-- begin --

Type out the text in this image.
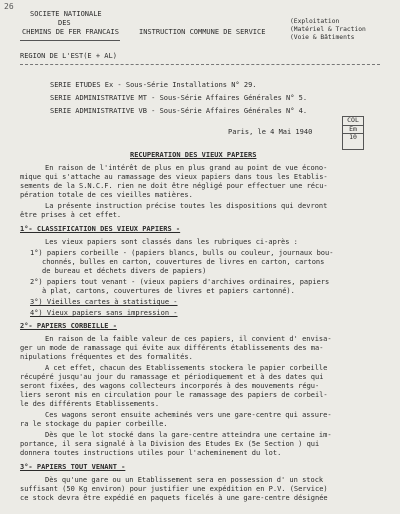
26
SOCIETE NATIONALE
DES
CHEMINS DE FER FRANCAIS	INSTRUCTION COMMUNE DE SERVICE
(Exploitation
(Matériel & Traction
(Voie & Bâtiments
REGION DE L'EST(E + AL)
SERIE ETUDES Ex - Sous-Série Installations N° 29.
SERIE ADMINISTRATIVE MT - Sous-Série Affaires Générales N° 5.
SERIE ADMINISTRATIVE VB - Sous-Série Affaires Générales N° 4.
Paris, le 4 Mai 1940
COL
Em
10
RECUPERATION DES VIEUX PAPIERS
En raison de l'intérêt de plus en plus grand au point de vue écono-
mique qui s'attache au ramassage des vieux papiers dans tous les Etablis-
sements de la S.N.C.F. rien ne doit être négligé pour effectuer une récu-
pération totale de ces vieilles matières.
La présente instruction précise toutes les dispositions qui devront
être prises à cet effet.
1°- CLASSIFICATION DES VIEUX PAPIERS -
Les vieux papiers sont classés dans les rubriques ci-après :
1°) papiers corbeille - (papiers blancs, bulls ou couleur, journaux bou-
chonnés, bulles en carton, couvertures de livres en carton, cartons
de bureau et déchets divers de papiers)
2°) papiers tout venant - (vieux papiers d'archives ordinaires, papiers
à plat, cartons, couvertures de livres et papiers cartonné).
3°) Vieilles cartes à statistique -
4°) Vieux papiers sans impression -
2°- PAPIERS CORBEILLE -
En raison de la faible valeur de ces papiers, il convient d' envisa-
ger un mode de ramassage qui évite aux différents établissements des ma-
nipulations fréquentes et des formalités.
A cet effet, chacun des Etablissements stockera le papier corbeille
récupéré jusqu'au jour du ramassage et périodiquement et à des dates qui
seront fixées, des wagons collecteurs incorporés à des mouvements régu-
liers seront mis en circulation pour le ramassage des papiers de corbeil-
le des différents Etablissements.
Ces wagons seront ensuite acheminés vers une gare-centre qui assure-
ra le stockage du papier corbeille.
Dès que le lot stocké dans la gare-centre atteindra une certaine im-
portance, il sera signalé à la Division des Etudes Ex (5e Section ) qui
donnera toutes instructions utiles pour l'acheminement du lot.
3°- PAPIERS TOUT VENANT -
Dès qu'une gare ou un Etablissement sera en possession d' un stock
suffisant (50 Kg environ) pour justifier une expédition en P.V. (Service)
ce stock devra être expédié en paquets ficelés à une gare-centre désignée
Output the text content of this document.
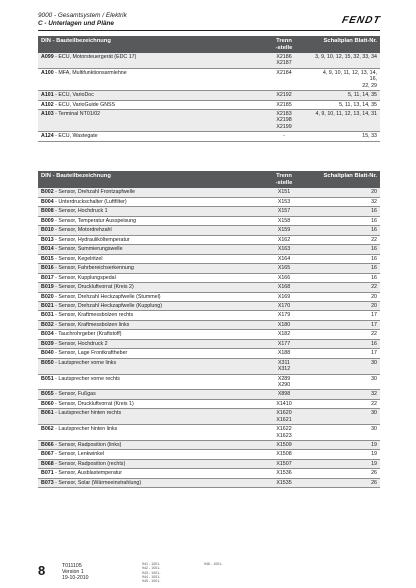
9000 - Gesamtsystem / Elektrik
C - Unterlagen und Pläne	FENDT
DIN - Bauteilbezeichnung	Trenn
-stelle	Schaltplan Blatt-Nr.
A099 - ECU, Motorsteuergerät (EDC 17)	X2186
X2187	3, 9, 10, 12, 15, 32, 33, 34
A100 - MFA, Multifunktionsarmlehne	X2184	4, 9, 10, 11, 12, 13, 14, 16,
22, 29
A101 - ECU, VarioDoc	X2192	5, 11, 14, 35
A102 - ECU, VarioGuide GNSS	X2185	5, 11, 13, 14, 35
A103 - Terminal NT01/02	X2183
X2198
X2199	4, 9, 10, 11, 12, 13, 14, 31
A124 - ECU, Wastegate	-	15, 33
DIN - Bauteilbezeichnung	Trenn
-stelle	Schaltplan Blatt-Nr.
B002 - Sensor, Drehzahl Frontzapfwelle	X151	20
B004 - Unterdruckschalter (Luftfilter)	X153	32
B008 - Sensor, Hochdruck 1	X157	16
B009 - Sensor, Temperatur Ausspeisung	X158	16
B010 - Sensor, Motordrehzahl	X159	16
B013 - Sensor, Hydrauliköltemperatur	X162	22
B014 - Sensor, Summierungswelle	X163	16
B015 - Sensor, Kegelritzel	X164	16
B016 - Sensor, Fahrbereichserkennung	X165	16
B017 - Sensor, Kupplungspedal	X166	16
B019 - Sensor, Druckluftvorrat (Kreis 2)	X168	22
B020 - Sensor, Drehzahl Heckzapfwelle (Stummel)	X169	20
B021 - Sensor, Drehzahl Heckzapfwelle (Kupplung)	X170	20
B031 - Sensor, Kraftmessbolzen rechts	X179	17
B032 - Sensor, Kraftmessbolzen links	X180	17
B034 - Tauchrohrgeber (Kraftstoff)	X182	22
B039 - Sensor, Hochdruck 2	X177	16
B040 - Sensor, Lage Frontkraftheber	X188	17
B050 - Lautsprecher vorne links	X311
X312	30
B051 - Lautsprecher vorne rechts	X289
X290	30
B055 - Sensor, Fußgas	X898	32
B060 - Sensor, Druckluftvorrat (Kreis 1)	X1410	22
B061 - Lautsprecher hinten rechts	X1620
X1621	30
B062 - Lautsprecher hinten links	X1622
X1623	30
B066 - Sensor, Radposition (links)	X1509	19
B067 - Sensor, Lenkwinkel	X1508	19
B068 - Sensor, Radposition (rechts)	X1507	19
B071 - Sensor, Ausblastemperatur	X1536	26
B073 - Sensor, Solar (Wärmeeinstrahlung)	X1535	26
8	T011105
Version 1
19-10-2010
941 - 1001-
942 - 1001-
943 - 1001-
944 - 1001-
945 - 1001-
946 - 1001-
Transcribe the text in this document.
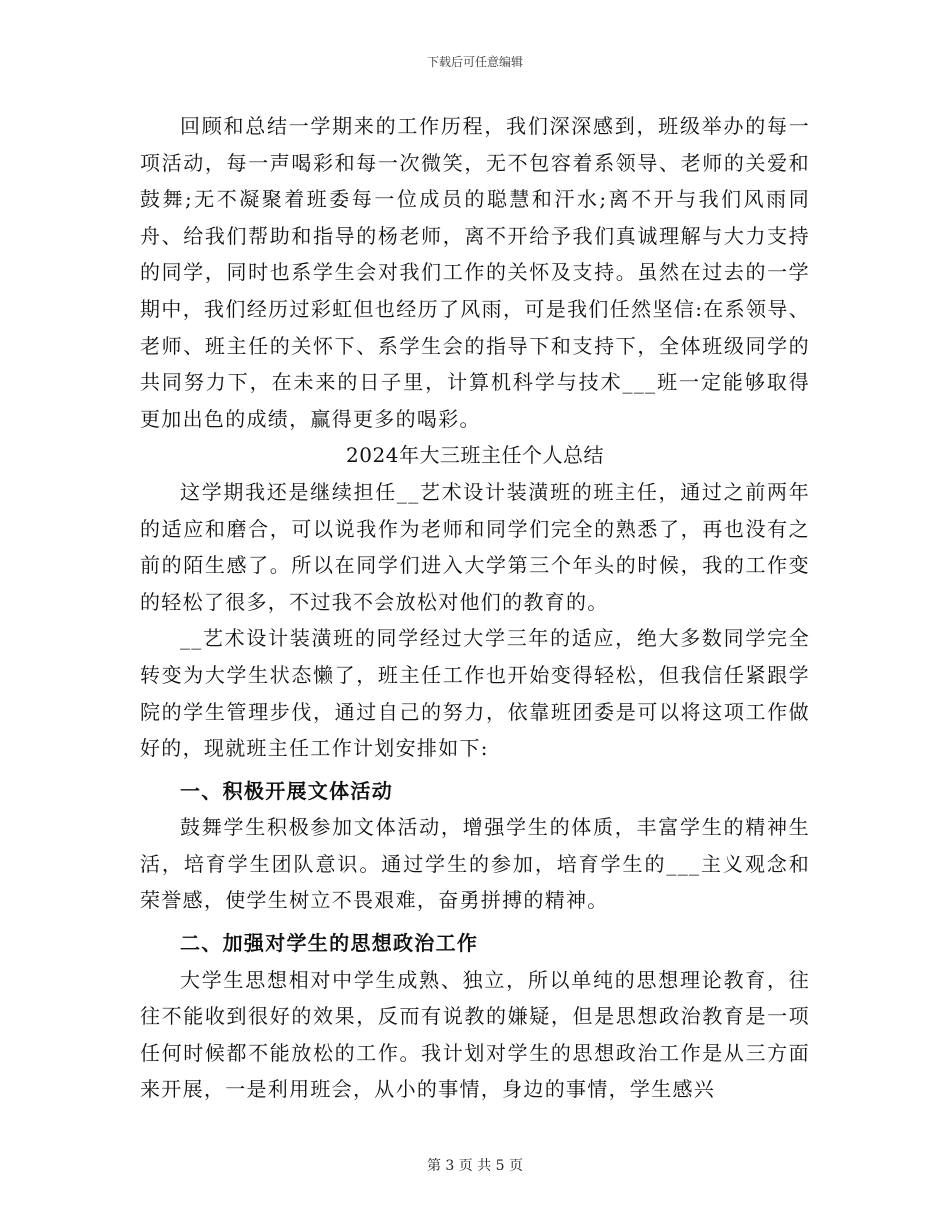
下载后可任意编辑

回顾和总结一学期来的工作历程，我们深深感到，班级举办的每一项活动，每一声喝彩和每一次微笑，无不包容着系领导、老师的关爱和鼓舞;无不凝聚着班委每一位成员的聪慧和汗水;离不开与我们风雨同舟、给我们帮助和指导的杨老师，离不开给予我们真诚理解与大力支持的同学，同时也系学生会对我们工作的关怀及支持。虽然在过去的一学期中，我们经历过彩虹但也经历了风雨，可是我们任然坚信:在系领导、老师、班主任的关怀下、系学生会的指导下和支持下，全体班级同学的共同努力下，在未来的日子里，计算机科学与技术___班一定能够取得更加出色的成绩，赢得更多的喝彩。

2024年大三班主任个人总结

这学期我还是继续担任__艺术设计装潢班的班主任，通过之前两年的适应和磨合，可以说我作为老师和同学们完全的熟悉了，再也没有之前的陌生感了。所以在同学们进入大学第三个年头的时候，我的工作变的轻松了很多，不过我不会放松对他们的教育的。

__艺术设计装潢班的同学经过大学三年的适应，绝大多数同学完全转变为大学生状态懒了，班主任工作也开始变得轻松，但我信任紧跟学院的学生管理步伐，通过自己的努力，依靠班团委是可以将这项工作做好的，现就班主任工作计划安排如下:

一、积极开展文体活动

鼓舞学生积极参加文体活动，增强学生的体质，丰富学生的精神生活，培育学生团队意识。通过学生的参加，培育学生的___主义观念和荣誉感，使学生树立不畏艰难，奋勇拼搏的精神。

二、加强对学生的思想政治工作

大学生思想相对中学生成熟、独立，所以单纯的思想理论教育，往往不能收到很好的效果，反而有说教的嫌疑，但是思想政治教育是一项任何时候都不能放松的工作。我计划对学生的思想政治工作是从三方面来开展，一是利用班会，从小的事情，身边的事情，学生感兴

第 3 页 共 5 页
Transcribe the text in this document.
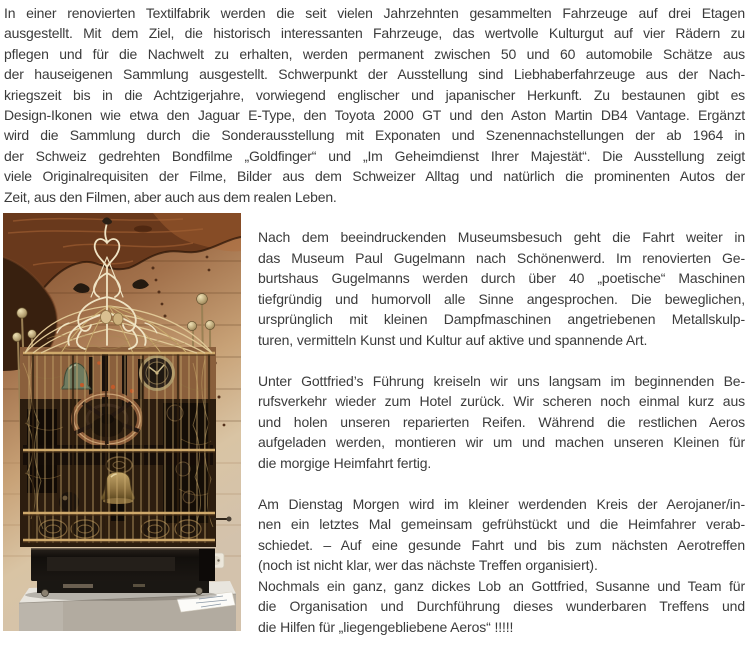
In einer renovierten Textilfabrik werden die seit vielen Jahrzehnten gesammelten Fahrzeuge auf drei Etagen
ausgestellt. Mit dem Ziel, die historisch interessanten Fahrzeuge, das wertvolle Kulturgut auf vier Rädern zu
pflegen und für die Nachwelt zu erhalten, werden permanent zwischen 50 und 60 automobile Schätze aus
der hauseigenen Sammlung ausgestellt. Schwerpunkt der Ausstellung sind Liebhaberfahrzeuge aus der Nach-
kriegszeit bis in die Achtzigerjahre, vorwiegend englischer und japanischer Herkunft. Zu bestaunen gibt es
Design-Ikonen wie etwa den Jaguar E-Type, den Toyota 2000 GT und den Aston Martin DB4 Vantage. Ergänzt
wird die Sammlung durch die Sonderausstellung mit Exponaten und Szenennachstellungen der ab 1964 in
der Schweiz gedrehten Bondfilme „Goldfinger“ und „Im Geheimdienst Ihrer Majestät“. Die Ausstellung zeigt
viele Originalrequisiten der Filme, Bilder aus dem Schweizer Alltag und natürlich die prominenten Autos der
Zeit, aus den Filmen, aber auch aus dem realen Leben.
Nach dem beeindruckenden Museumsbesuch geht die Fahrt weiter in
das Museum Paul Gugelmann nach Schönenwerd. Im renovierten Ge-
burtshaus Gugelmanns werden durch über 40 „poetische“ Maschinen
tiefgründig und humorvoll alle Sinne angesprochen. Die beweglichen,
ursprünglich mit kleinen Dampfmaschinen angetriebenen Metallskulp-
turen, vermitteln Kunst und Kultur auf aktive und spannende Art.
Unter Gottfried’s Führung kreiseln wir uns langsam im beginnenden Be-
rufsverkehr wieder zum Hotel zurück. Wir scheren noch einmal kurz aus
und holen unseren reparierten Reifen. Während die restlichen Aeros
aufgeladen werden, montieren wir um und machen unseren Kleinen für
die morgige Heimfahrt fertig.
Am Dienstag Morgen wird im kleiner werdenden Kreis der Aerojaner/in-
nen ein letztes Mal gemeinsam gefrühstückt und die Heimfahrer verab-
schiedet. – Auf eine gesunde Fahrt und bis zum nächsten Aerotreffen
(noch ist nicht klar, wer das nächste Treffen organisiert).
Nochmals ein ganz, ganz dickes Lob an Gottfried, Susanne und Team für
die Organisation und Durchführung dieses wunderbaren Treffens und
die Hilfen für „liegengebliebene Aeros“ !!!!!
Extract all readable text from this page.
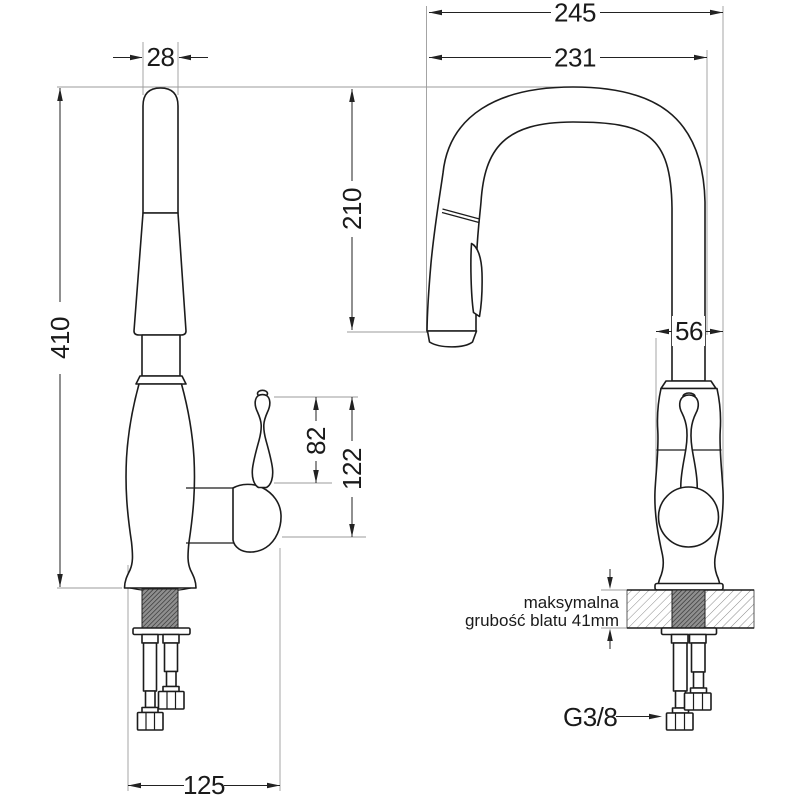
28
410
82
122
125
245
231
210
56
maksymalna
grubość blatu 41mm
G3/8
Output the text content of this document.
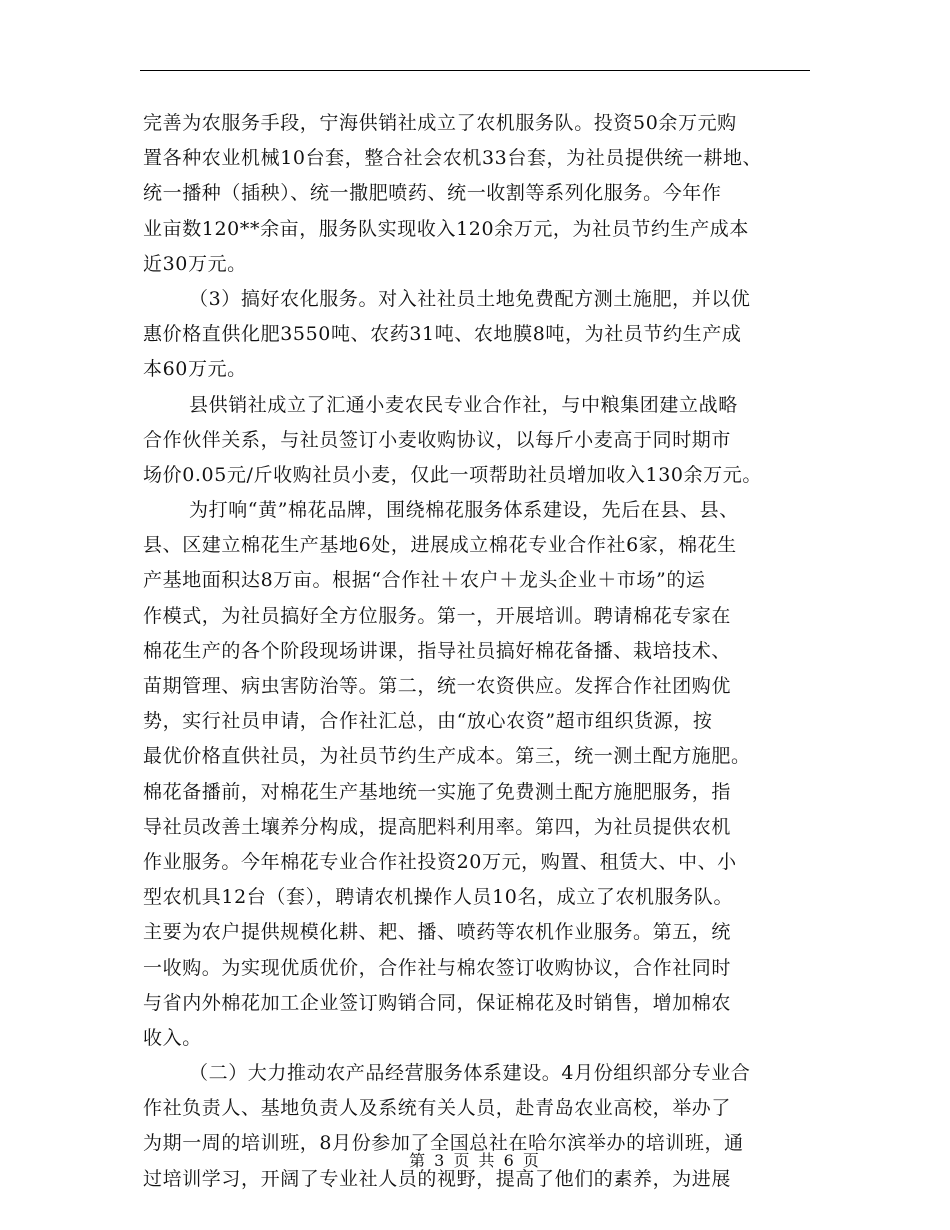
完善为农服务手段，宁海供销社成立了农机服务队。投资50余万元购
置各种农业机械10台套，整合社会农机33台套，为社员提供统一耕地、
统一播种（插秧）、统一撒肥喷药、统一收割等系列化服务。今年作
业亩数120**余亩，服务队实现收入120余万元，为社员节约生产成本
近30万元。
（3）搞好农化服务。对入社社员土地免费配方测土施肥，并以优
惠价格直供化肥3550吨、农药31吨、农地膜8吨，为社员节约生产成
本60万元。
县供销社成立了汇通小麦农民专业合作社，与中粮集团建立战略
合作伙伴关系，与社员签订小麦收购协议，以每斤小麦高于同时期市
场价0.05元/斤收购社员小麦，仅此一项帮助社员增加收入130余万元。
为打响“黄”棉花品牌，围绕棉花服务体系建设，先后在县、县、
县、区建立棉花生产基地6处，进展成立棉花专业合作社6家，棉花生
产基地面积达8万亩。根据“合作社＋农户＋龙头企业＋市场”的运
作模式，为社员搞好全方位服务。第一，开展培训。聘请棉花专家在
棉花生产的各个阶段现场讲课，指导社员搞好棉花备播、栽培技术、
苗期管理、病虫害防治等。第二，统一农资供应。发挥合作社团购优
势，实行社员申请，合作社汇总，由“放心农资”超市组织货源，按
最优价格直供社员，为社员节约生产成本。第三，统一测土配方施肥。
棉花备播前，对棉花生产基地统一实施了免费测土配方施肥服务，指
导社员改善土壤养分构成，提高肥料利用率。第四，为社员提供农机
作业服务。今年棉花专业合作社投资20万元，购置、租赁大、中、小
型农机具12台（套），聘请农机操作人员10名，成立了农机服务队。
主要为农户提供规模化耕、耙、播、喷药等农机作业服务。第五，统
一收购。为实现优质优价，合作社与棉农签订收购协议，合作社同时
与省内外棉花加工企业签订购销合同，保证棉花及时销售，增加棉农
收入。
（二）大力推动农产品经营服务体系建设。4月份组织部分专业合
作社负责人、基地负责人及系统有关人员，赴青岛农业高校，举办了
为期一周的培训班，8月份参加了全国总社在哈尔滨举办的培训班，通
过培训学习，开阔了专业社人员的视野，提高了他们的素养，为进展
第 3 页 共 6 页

-- end --

Skip the pictures. Please copy exactly the lines from the one with "Extract all readable text from this page." through the final line of the material above, both ends included.

Extract all readable text from this page.
28
410
82
122
125
245
231
210
56
maksymalna
grubość blatu 41mm
G3/8
Output the text content of this document.
完善为农服务手段，宁海供销社成立了农机服务队。投资50余万元购
置各种农业机械10台套，整合社会农机33台套，为社员提供统一耕地、
统一播种（插秧）、统一撒肥喷药、统一收割等系列化服务。今年作
业亩数120**余亩，服务队实现收入120余万元，为社员节约生产成本
近30万元。
（3）搞好农化服务。对入社社员土地免费配方测土施肥，并以优
惠价格直供化肥3550吨、农药31吨、农地膜8吨，为社员节约生产成
本60万元。
县供销社成立了汇通小麦农民专业合作社，与中粮集团建立战略
合作伙伴关系，与社员签订小麦收购协议，以每斤小麦高于同时期市
场价0.05元/斤收购社员小麦，仅此一项帮助社员增加收入130余万元。
为打响“黄”棉花品牌，围绕棉花服务体系建设，先后在县、县、
县、区建立棉花生产基地6处，进展成立棉花专业合作社6家，棉花生
产基地面积达8万亩。根据“合作社＋农户＋龙头企业＋市场”的运
作模式，为社员搞好全方位服务。第一，开展培训。聘请棉花专家在
棉花生产的各个阶段现场讲课，指导社员搞好棉花备播、栽培技术、
苗期管理、病虫害防治等。第二，统一农资供应。发挥合作社团购优
势，实行社员申请，合作社汇总，由“放心农资”超市组织货源，按
最优价格直供社员，为社员节约生产成本。第三，统一测土配方施肥。
棉花备播前，对棉花生产基地统一实施了免费测土配方施肥服务，指
导社员改善土壤养分构成，提高肥料利用率。第四，为社员提供农机
作业服务。今年棉花专业合作社投资20万元，购置、租赁大、中、小
型农机具12台（套），聘请农机操作人员10名，成立了农机服务队。
主要为农户提供规模化耕、耙、播、喷药等农机作业服务。第五，统
一收购。为实现优质优价，合作社与棉农签订收购协议，合作社同时
与省内外棉花加工企业签订购销合同，保证棉花及时销售，增加棉农
收入。
（二）大力推动农产品经营服务体系建设。4月份组织部分专业合
作社负责人、基地负责人及系统有关人员，赴青岛农业高校，举办了
为期一周的培训班，8月份参加了全国总社在哈尔滨举办的培训班，通
过培训学习，开阔了专业社人员的视野，提高了他们的素养，为进展
第 3 页 共 6 页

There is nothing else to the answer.